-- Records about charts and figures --

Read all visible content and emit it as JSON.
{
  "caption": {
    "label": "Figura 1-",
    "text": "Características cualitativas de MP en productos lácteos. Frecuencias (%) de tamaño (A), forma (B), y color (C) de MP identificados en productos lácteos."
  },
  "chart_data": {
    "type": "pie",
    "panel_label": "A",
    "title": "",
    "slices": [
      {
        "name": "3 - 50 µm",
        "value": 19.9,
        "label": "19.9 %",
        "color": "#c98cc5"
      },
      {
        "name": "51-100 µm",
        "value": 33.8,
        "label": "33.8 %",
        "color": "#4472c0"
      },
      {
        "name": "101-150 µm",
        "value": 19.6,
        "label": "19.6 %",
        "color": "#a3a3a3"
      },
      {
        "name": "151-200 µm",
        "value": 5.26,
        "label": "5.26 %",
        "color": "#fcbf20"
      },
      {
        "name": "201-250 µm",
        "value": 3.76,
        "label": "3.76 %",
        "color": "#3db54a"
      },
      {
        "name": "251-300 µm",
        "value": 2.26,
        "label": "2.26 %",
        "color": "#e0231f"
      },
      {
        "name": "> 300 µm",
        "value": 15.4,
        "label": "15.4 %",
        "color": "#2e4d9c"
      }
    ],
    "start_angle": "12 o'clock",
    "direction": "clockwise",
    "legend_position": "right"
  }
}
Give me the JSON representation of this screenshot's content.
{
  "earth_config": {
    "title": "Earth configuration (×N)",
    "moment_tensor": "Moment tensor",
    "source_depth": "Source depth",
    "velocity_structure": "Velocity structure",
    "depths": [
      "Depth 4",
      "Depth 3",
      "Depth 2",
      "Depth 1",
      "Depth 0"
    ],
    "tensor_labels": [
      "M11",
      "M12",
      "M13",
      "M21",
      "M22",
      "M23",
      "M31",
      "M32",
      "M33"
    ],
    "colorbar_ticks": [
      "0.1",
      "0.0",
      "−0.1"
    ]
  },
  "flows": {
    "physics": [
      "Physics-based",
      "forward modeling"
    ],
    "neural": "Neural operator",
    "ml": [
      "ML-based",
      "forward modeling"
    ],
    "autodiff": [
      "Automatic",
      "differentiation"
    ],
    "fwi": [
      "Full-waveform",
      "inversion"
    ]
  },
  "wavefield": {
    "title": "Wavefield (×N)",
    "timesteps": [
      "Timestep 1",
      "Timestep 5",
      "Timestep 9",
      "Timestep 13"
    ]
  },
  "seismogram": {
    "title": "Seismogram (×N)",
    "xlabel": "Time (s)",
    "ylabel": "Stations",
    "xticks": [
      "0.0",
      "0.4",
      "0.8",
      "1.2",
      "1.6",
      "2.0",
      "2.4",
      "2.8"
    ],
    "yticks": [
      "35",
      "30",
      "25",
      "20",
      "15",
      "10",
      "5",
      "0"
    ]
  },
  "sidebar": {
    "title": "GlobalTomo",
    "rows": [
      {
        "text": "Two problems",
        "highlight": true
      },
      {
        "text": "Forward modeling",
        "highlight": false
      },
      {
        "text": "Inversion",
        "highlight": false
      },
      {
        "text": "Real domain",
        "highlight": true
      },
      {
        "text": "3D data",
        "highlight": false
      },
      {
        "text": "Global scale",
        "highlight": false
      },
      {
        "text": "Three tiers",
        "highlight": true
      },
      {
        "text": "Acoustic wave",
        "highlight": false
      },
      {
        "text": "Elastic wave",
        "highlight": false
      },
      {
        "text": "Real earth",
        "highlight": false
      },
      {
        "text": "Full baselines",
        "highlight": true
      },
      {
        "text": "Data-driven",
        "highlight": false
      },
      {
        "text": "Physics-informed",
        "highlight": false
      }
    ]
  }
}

-- STATED GOAL --
Please set down all the data word for word.

-- ANSWER FOR THIS EXERCISE --
Read all visible content and emit it as JSON.
{
  "caption": {
    "label": "Figura 1-",
    "text": "Características cualitativas de MP en productos lácteos. Frecuencias (%) de tamaño (A), forma (B), y color (C) de MP identificados en productos lácteos."
  },
  "chart_data": {
    "type": "pie",
    "panel_label": "A",
    "title": "",
    "slices": [
      {
        "name": "3 - 50 µm",
        "value": 19.9,
        "label": "19.9 %",
        "color": "#c98cc5"
      },
      {
        "name": "51-100 µm",
        "value": 33.8,
        "label": "33.8 %",
        "color": "#4472c0"
      },
      {
        "name": "101-150 µm",
        "value": 19.6,
        "label": "19.6 %",
        "color": "#a3a3a3"
      },
      {
        "name": "151-200 µm",
        "value": 5.26,
        "label": "5.26 %",
        "color": "#fcbf20"
      },
      {
        "name": "201-250 µm",
        "value": 3.76,
        "label": "3.76 %",
        "color": "#3db54a"
      },
      {
        "name": "251-300 µm",
        "value": 2.26,
        "label": "2.26 %",
        "color": "#e0231f"
      },
      {
        "name": "> 300 µm",
        "value": 15.4,
        "label": "15.4 %",
        "color": "#2e4d9c"
      }
    ],
    "start_angle": "12 o'clock",
    "direction": "clockwise",
    "legend_position": "right"
  }
}
Give me the JSON representation of this screenshot's content.
{
  "earth_config": {
    "title": "Earth configuration (×N)",
    "moment_tensor": "Moment tensor",
    "source_depth": "Source depth",
    "velocity_structure": "Velocity structure",
    "depths": [
      "Depth 4",
      "Depth 3",
      "Depth 2",
      "Depth 1",
      "Depth 0"
    ],
    "tensor_labels": [
      "M11",
      "M12",
      "M13",
      "M21",
      "M22",
      "M23",
      "M31",
      "M32",
      "M33"
    ],
    "colorbar_ticks": [
      "0.1",
      "0.0",
      "−0.1"
    ]
  },
  "flows": {
    "physics": [
      "Physics-based",
      "forward modeling"
    ],
    "neural": "Neural operator",
    "ml": [
      "ML-based",
      "forward modeling"
    ],
    "autodiff": [
      "Automatic",
      "differentiation"
    ],
    "fwi": [
      "Full-waveform",
      "inversion"
    ]
  },
  "wavefield": {
    "title": "Wavefield (×N)",
    "timesteps": [
      "Timestep 1",
      "Timestep 5",
      "Timestep 9",
      "Timestep 13"
    ]
  },
  "seismogram": {
    "title": "Seismogram (×N)",
    "xlabel": "Time (s)",
    "ylabel": "Stations",
    "xticks": [
      "0.0",
      "0.4",
      "0.8",
      "1.2",
      "1.6",
      "2.0",
      "2.4",
      "2.8"
    ],
    "yticks": [
      "35",
      "30",
      "25",
      "20",
      "15",
      "10",
      "5",
      "0"
    ]
  },
  "sidebar": {
    "title": "GlobalTomo",
    "rows": [
      {
        "text": "Two problems",
        "highlight": true
      },
      {
        "text": "Forward modeling",
        "highlight": false
      },
      {
        "text": "Inversion",
        "highlight": false
      },
      {
        "text": "Real domain",
        "highlight": true
      },
      {
        "text": "3D data",
        "highlight": false
      },
      {
        "text": "Global scale",
        "highlight": false
      },
      {
        "text": "Three tiers",
        "highlight": true
      },
      {
        "text": "Acoustic wave",
        "highlight": false
      },
      {
        "text": "Elastic wave",
        "highlight": false
      },
      {
        "text": "Real earth",
        "highlight": false
      },
      {
        "text": "Full baselines",
        "highlight": true
      },
      {
        "text": "Data-driven",
        "highlight": false
      },
      {
        "text": "Physics-informed",
        "highlight": false
      }
    ]
  }
}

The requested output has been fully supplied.